Material shown:
______________________________

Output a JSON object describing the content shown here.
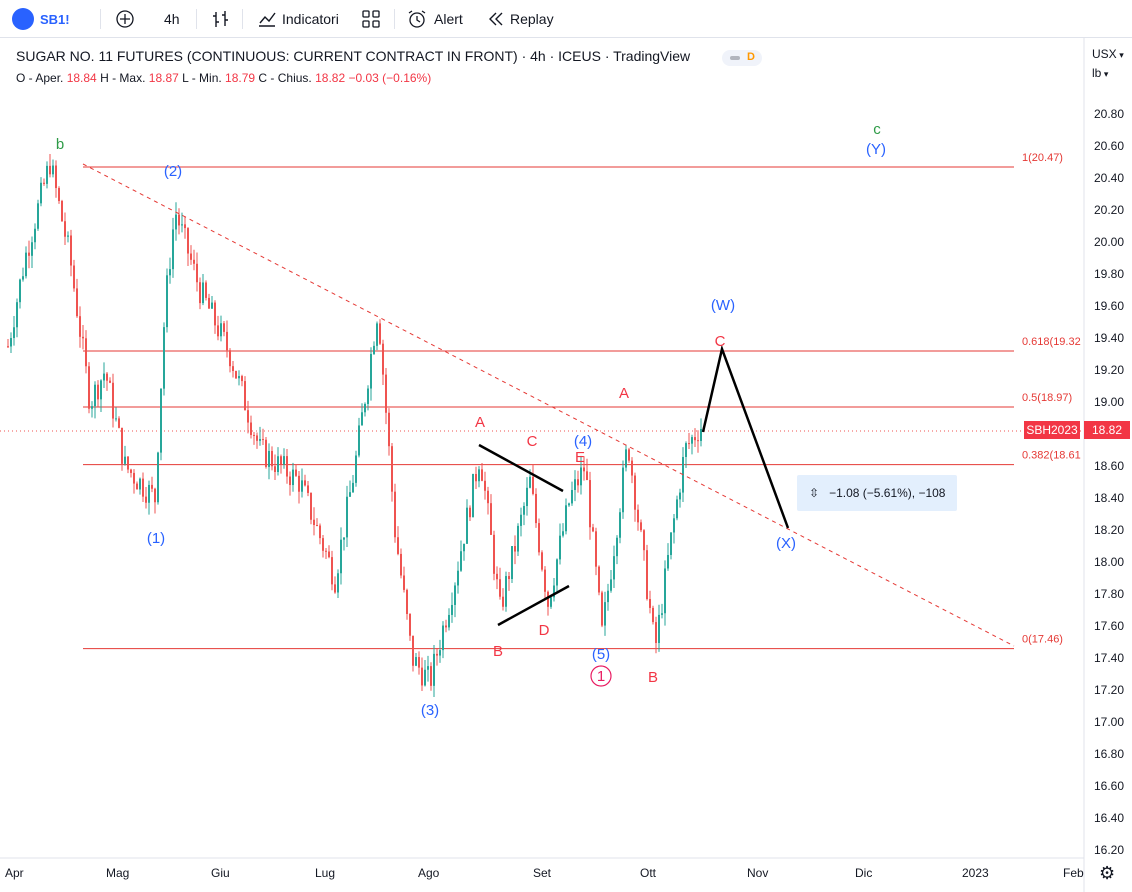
{
  "toolbar": {
    "symbol": "SB1!",
    "interval": "4h",
    "indicators_label": "Indicatori",
    "alert_label": "Alert",
    "replay_label": "Replay"
  },
  "legend": {
    "title": "SUGAR NO. 11 FUTURES (CONTINUOUS: CURRENT CONTRACT IN FRONT) · 4h · ICEUS · TradingView",
    "badge_letter": "D",
    "o_label": "O - Aper.",
    "o_value": "18.84",
    "h_label": "H - Max.",
    "h_value": "18.87",
    "l_label": "L - Min.",
    "l_value": "18.79",
    "c_label": "C - Chius.",
    "c_value": "18.82",
    "change": "−0.03 (−0.16%)"
  },
  "price_axis": {
    "currency": "USX",
    "unit": "lb",
    "ticks": [
      "20.80",
      "20.60",
      "20.40",
      "20.20",
      "20.00",
      "19.80",
      "19.60",
      "19.40",
      "19.20",
      "19.00",
      "18.80",
      "18.60",
      "18.40",
      "18.20",
      "18.00",
      "17.80",
      "17.60",
      "17.40",
      "17.20",
      "17.00",
      "16.80",
      "16.60",
      "16.40",
      "16.20"
    ],
    "current_symbol": "SBH2023",
    "current_price": "18.82"
  },
  "time_axis": {
    "ticks": [
      "Apr",
      "Mag",
      "Giu",
      "Lug",
      "Ago",
      "Set",
      "Ott",
      "Nov",
      "Dic",
      "2023",
      "Feb"
    ]
  },
  "fib_levels": [
    {
      "label": "1(20.47)",
      "price": 20.47
    },
    {
      "label": "0.618(19.32",
      "price": 19.32
    },
    {
      "label": "0.5(18.97)",
      "price": 18.97
    },
    {
      "label": "0.382(18.61",
      "price": 18.61
    },
    {
      "label": "0(17.46)",
      "price": 17.46
    }
  ],
  "wave_labels": [
    {
      "text": "b",
      "color": "#2e9b47"
    },
    {
      "text": "(2)",
      "color": "#2962ff"
    },
    {
      "text": "(1)",
      "color": "#2962ff"
    },
    {
      "text": "(3)",
      "color": "#2962ff"
    },
    {
      "text": "A",
      "color": "#f23645"
    },
    {
      "text": "B",
      "color": "#f23645"
    },
    {
      "text": "C",
      "color": "#f23645"
    },
    {
      "text": "D",
      "color": "#f23645"
    },
    {
      "text": "E",
      "color": "#f23645"
    },
    {
      "text": "(4)",
      "color": "#2962ff"
    },
    {
      "text": "(5)",
      "color": "#2962ff"
    },
    {
      "text": "1",
      "color": "#e91e63"
    },
    {
      "text": "B",
      "color": "#f23645"
    },
    {
      "text": "A",
      "color": "#f23645"
    },
    {
      "text": "C",
      "color": "#f23645"
    },
    {
      "text": "(W)",
      "color": "#2962ff"
    },
    {
      "text": "(X)",
      "color": "#2962ff"
    },
    {
      "text": "c",
      "color": "#2e9b47"
    },
    {
      "text": "(Y)",
      "color": "#2962ff"
    }
  ],
  "measure": {
    "text": "−1.08 (−5.61%), −108"
  },
  "colors": {
    "up": "#26a69a",
    "down": "#ef5350",
    "fib": "#e53935",
    "blue_wave": "#2962ff",
    "green_wave": "#2e9b47"
  }
}
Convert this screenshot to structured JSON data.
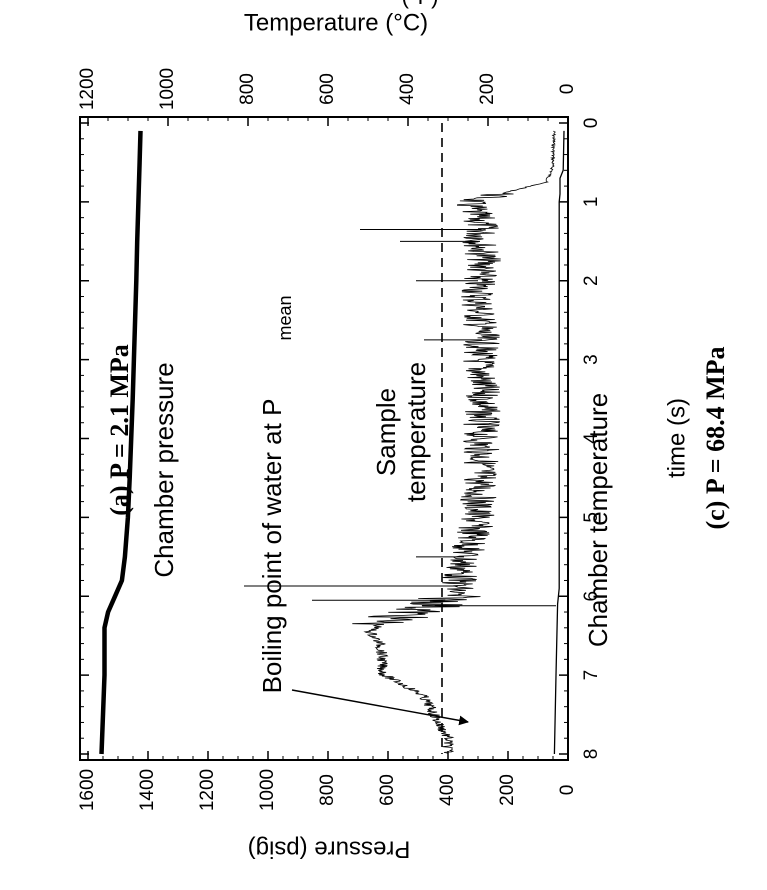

______________________________

Instructions to follow: The data above needs to be retyped exactly, with the images left out.

Task solution:
Output a JSON object describing the content shown here.
{
  "toolbar": {
    "symbol": "SB1!",
    "interval": "4h",
    "indicators_label": "Indicatori",
    "alert_label": "Alert",
    "replay_label": "Replay"
  },
  "legend": {
    "title": "SUGAR NO. 11 FUTURES (CONTINUOUS: CURRENT CONTRACT IN FRONT) · 4h · ICEUS · TradingView",
    "badge_letter": "D",
    "o_label": "O - Aper.",
    "o_value": "18.84",
    "h_label": "H - Max.",
    "h_value": "18.87",
    "l_label": "L - Min.",
    "l_value": "18.79",
    "c_label": "C - Chius.",
    "c_value": "18.82",
    "change": "−0.03 (−0.16%)"
  },
  "price_axis": {
    "currency": "USX",
    "unit": "lb",
    "ticks": [
      "20.80",
      "20.60",
      "20.40",
      "20.20",
      "20.00",
      "19.80",
      "19.60",
      "19.40",
      "19.20",
      "19.00",
      "18.80",
      "18.60",
      "18.40",
      "18.20",
      "18.00",
      "17.80",
      "17.60",
      "17.40",
      "17.20",
      "17.00",
      "16.80",
      "16.60",
      "16.40",
      "16.20"
    ],
    "current_symbol": "SBH2023",
    "current_price": "18.82"
  },
  "time_axis": {
    "ticks": [
      "Apr",
      "Mag",
      "Giu",
      "Lug",
      "Ago",
      "Set",
      "Ott",
      "Nov",
      "Dic",
      "2023",
      "Feb"
    ]
  },
  "fib_levels": [
    {
      "label": "1(20.47)",
      "price": 20.47
    },
    {
      "label": "0.618(19.32",
      "price": 19.32
    },
    {
      "label": "0.5(18.97)",
      "price": 18.97
    },
    {
      "label": "0.382(18.61",
      "price": 18.61
    },
    {
      "label": "0(17.46)",
      "price": 17.46
    }
  ],
  "wave_labels": [
    {
      "text": "b",
      "color": "#2e9b47"
    },
    {
      "text": "(2)",
      "color": "#2962ff"
    },
    {
      "text": "(1)",
      "color": "#2962ff"
    },
    {
      "text": "(3)",
      "color": "#2962ff"
    },
    {
      "text": "A",
      "color": "#f23645"
    },
    {
      "text": "B",
      "color": "#f23645"
    },
    {
      "text": "C",
      "color": "#f23645"
    },
    {
      "text": "D",
      "color": "#f23645"
    },
    {
      "text": "E",
      "color": "#f23645"
    },
    {
      "text": "(4)",
      "color": "#2962ff"
    },
    {
      "text": "(5)",
      "color": "#2962ff"
    },
    {
      "text": "1",
      "color": "#e91e63"
    },
    {
      "text": "B",
      "color": "#f23645"
    },
    {
      "text": "A",
      "color": "#f23645"
    },
    {
      "text": "C",
      "color": "#f23645"
    },
    {
      "text": "(W)",
      "color": "#2962ff"
    },
    {
      "text": "(X)",
      "color": "#2962ff"
    },
    {
      "text": "c",
      "color": "#2e9b47"
    },
    {
      "text": "(Y)",
      "color": "#2962ff"
    }
  ],
  "measure": {
    "text": "−1.08 (−5.61%), −108"
  },
  "colors": {
    "up": "#26a69a",
    "down": "#ef5350",
    "fib": "#e53935",
    "blue_wave": "#2962ff",
    "green_wave": "#2e9b47"
  }
}
Convert this screenshot to structured JSON data.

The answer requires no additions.